▶ _EXERCISE DETAILS_:
Skip the pictures. Transcribe the rest of the data below without changing a word.

:: MATERIAL FOR THE TASK

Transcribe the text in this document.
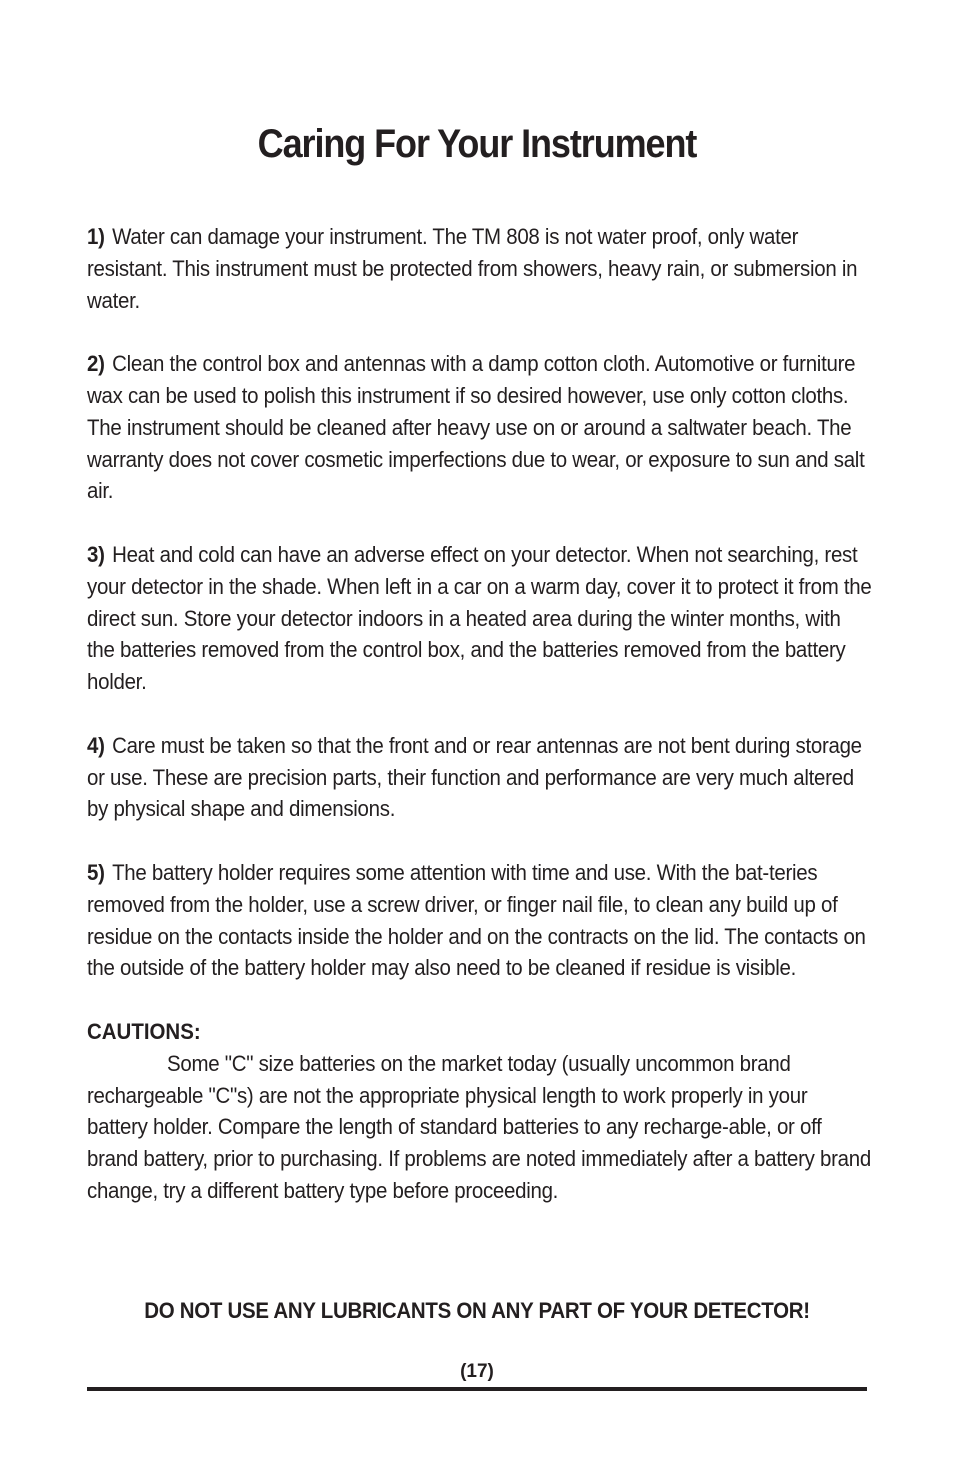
Caring For Your Instrument

1) Water can damage your instrument. The TM 808 is not water proof, only water resistant. This instrument must be protected from showers, heavy rain, or submersion in water.

2) Clean the control box and antennas with a damp cotton cloth. Automotive or furniture wax can be used to polish this instrument if so desired however, use only cotton cloths. The instrument should be cleaned after heavy use on or around a saltwater beach. The warranty does not cover cosmetic imperfections due to wear, or exposure to sun and salt air.

3) Heat and cold can have an adverse effect on your detector. When not searching, rest your detector in the shade. When left in a car on a warm day, cover it to protect it from the direct sun. Store your detector indoors in a heated area during the winter months, with the batteries removed from the control box, and the batteries removed from the battery holder.

4) Care must be taken so that the front and or rear antennas are not bent during storage or use. These are precision parts, their function and performance are very much altered by physical shape and dimensions.

5) The battery holder requires some attention with time and use. With the bat-teries removed from the holder, use a screw driver, or finger nail file, to clean any build up of residue on the contacts inside the holder and on the contracts on the lid. The contacts on the outside of the battery holder may also need to be cleaned if residue is visible.

CAUTIONS:

Some "C" size batteries on the market today (usually uncommon brand rechargeable "C"s) are not the appropriate physical length to work properly in your battery holder. Compare the length of standard batteries to any recharge-able, or off brand battery, prior to purchasing. If problems are noted immediately after a battery brand change, try a different battery type before proceeding.

DO NOT USE ANY LUBRICANTS ON ANY PART OF YOUR DETECTOR!

(17)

::::

▶ _SOLVED PROBLEM_:
Transcribe the text in this document.
Caring For Your Instrument

1) Water can damage your instrument. The TM 808 is not water proof, only water resistant. This instrument must be protected from showers, heavy rain, or submersion in water.

2) Clean the control box and antennas with a damp cotton cloth. Automotive or furniture wax can be used to polish this instrument if so desired however, use only cotton cloths. The instrument should be cleaned after heavy use on or around a saltwater beach. The warranty does not cover cosmetic imperfections due to wear, or exposure to sun and salt air.

3) Heat and cold can have an adverse effect on your detector. When not searching, rest your detector in the shade. When left in a car on a warm day, cover it to protect it from the direct sun. Store your detector indoors in a heated area during the winter months, with the batteries removed from the control box, and the batteries removed from the battery holder.

4) Care must be taken so that the front and or rear antennas are not bent during storage or use. These are precision parts, their function and performance are very much altered by physical shape and dimensions.

5) The battery holder requires some attention with time and use. With the bat-teries removed from the holder, use a screw driver, or finger nail file, to clean any build up of residue on the contacts inside the holder and on the contracts on the lid. The contacts on the outside of the battery holder may also need to be cleaned if residue is visible.

CAUTIONS:

Some "C" size batteries on the market today (usually uncommon brand rechargeable "C"s) are not the appropriate physical length to work properly in your battery holder. Compare the length of standard batteries to any recharge-able, or off brand battery, prior to purchasing. If problems are noted immediately after a battery brand change, try a different battery type before proceeding.

DO NOT USE ANY LUBRICANTS ON ANY PART OF YOUR DETECTOR!

(17)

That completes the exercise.